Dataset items

--*--

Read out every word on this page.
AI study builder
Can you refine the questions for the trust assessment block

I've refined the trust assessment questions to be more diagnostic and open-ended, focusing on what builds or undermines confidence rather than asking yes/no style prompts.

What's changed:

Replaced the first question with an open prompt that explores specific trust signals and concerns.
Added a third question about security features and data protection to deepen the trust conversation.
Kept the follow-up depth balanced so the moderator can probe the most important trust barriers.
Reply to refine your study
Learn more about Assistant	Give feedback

--*--

WHAT YOU WILL DO
Show every line in the entries where the string "about" occurs.

FINAL ANSWER
Added a third question about security features and data protection to deepen the trust conversation.
Learn more about Assistant	Give feedback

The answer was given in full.